**Supplied records:**
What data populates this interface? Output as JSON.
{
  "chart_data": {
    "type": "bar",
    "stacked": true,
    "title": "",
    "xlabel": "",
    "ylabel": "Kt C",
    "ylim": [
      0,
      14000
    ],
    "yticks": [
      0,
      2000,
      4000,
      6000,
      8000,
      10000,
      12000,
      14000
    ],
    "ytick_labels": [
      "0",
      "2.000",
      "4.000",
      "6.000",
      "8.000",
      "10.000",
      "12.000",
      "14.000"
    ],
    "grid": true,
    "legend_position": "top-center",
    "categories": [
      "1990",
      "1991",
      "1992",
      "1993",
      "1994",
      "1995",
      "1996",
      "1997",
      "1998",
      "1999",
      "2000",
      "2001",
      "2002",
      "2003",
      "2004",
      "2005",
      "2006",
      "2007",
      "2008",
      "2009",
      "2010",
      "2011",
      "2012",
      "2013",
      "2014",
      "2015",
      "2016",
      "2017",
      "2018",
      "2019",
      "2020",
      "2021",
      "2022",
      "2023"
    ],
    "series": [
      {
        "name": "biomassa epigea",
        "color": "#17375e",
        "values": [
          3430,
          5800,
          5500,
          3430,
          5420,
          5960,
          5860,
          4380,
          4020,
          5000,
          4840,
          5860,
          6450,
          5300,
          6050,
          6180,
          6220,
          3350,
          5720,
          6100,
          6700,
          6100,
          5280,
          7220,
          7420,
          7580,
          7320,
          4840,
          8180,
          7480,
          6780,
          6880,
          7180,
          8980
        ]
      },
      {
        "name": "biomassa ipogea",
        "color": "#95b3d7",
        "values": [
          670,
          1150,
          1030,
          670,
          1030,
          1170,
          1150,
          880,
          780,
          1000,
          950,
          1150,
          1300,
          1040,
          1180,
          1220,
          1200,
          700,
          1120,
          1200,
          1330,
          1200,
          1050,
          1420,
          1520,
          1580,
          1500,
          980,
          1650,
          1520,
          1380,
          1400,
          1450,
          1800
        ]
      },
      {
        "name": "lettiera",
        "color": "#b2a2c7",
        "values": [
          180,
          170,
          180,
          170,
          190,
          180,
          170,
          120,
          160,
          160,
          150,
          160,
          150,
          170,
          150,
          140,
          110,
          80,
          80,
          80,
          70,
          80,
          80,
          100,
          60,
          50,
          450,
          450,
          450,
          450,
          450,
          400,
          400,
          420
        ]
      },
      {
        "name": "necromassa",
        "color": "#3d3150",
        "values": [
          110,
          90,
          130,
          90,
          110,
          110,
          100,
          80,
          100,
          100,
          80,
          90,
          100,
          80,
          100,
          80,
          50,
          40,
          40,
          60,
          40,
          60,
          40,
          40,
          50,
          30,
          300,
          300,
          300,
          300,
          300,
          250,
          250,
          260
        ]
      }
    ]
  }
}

==

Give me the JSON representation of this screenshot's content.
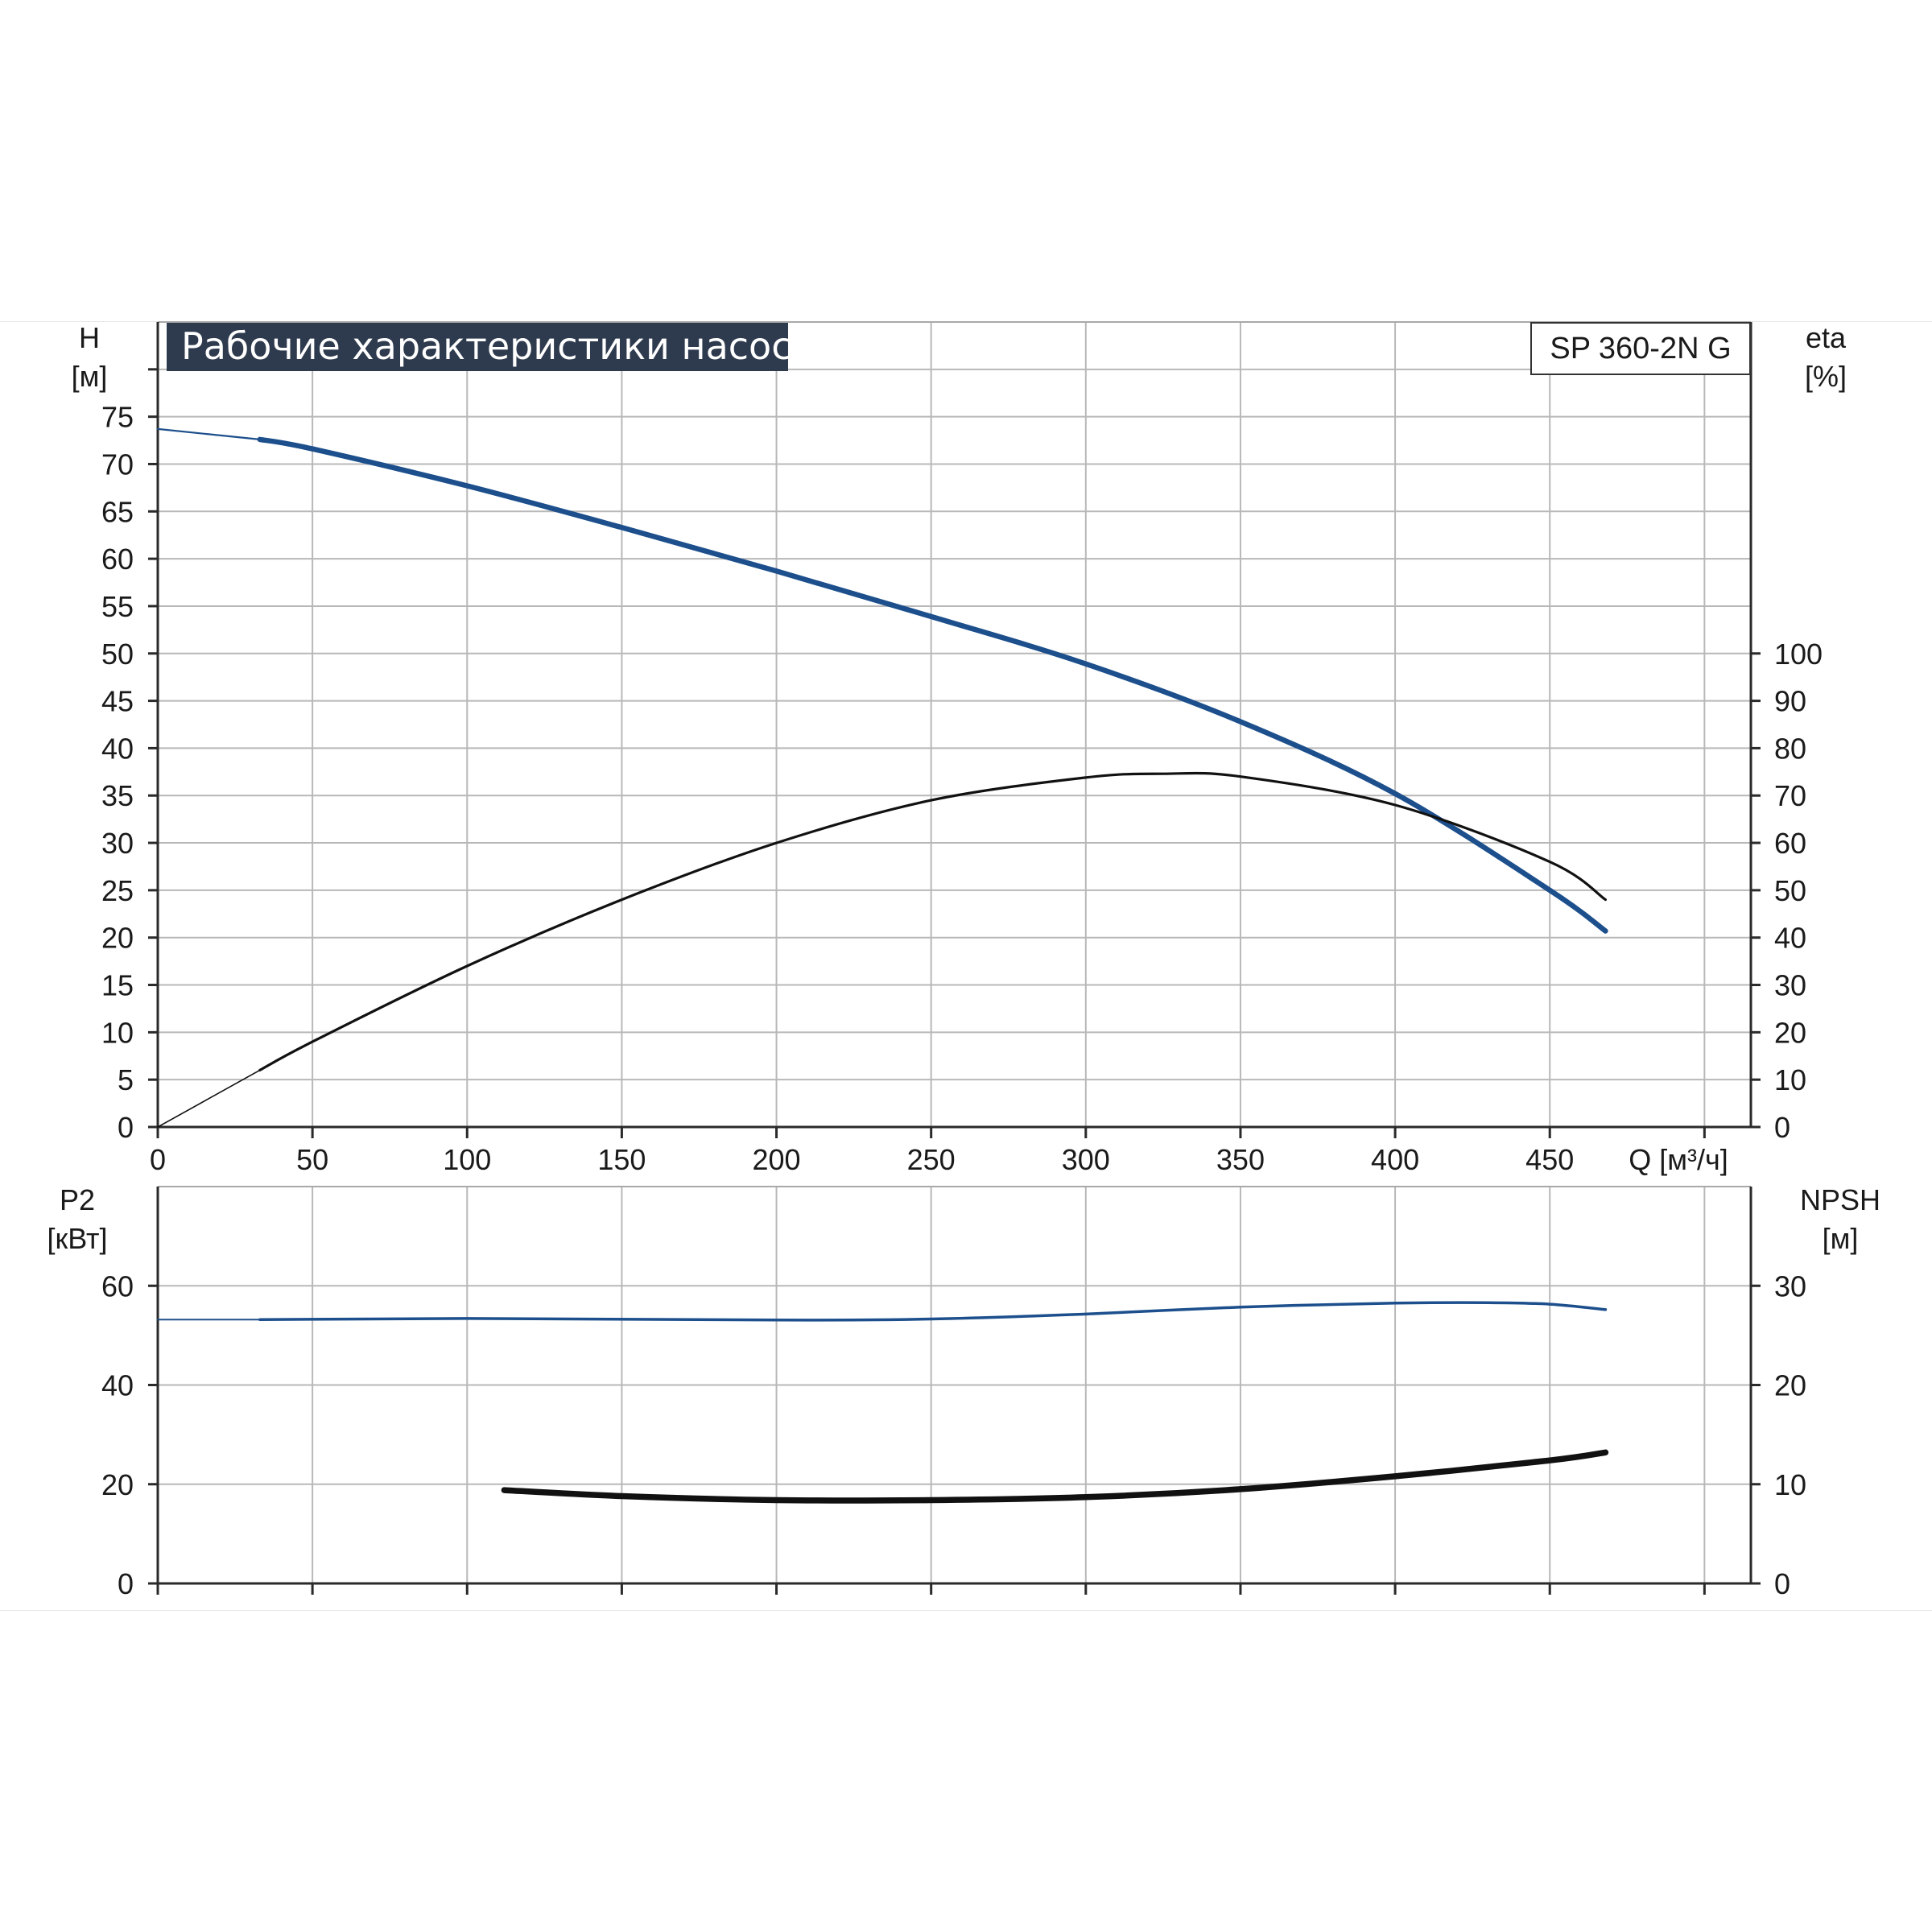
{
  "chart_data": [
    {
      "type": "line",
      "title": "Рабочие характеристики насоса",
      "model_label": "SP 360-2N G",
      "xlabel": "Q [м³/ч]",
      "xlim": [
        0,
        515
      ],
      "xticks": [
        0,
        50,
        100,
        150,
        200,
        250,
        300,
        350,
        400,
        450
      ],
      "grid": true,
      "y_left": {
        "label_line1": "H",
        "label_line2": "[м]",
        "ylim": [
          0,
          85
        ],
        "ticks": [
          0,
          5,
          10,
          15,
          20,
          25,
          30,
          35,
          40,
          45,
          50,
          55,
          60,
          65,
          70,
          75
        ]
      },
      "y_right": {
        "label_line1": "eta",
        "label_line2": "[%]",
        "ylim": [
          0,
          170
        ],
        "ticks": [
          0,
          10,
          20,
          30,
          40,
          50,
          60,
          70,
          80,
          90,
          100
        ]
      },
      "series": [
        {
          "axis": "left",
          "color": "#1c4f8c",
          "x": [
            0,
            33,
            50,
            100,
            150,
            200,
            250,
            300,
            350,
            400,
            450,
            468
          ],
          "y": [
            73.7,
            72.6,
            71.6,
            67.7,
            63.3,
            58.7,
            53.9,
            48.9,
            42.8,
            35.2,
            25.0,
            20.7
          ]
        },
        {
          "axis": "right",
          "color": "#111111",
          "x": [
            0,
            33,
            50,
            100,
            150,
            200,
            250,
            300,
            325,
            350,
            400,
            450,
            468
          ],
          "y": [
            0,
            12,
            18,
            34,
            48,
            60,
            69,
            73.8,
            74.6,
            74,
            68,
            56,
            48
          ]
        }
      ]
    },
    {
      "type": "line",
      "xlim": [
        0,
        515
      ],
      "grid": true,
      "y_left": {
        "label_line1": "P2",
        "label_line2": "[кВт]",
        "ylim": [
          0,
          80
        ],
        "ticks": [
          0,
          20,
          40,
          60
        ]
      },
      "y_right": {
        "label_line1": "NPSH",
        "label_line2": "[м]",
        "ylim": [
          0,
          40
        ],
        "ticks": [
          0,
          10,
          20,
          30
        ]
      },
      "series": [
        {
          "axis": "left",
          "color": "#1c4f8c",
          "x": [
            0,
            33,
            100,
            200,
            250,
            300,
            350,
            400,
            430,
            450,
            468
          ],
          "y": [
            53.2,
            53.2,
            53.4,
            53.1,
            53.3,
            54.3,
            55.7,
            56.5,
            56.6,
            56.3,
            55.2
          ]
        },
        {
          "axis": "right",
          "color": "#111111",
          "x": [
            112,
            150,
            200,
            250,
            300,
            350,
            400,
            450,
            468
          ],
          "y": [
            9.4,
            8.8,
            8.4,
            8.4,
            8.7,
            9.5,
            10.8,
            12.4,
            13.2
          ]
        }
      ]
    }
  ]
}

---

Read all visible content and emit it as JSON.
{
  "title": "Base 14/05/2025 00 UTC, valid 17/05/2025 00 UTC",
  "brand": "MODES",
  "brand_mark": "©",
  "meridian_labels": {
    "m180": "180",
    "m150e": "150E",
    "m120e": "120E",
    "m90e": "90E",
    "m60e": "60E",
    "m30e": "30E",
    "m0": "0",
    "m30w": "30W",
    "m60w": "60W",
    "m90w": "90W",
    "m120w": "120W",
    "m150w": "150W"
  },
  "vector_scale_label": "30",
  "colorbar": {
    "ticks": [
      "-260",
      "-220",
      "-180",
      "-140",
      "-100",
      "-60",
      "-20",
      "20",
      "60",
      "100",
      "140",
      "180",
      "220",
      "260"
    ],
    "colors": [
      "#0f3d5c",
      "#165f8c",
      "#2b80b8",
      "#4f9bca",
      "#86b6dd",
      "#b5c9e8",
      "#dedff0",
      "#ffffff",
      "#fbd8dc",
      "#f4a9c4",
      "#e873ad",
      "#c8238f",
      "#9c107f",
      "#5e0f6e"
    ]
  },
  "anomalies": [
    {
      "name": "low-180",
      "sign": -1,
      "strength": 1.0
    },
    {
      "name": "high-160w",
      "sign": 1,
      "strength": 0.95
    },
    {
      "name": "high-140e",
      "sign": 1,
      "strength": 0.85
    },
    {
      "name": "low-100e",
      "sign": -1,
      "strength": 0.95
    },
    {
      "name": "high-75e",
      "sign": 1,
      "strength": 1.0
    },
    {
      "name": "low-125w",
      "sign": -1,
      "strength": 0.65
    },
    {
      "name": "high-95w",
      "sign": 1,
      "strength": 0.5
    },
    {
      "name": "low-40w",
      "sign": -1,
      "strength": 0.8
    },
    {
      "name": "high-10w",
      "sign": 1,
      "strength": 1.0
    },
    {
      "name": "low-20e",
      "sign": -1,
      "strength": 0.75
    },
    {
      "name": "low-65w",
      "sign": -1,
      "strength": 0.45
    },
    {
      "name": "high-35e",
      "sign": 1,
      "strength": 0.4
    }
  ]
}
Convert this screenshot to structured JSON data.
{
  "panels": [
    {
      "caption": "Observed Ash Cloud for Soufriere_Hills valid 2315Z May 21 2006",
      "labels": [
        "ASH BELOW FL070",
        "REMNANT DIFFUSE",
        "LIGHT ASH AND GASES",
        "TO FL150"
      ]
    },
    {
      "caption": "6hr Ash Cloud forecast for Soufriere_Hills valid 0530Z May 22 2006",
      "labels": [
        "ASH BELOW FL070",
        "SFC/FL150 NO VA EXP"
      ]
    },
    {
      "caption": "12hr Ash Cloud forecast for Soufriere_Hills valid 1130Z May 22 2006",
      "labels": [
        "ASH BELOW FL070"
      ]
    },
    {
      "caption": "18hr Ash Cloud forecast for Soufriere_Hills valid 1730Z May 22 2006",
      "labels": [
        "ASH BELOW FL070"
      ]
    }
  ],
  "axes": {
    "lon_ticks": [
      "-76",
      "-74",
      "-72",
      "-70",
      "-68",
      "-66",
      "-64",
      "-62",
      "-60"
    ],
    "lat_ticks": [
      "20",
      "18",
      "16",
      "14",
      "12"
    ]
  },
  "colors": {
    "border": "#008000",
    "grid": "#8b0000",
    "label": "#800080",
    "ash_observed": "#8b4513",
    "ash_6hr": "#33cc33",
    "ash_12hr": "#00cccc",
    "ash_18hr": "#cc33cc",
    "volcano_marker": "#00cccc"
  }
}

**Problem to work on:** Gather each line holding the string "valid".

**Complete answer:**
  "title": "Base 14/05/2025 00 UTC, valid 17/05/2025 00 UTC",
      "caption": "Observed Ash Cloud for Soufriere_Hills valid 2315Z May 21 2006",
      "caption": "6hr Ash Cloud forecast for Soufriere_Hills valid 0530Z May 22 2006",
      "caption": "12hr Ash Cloud forecast for Soufriere_Hills valid 1130Z May 22 2006",
      "caption": "18hr Ash Cloud forecast for Soufriere_Hills valid 1730Z May 22 2006",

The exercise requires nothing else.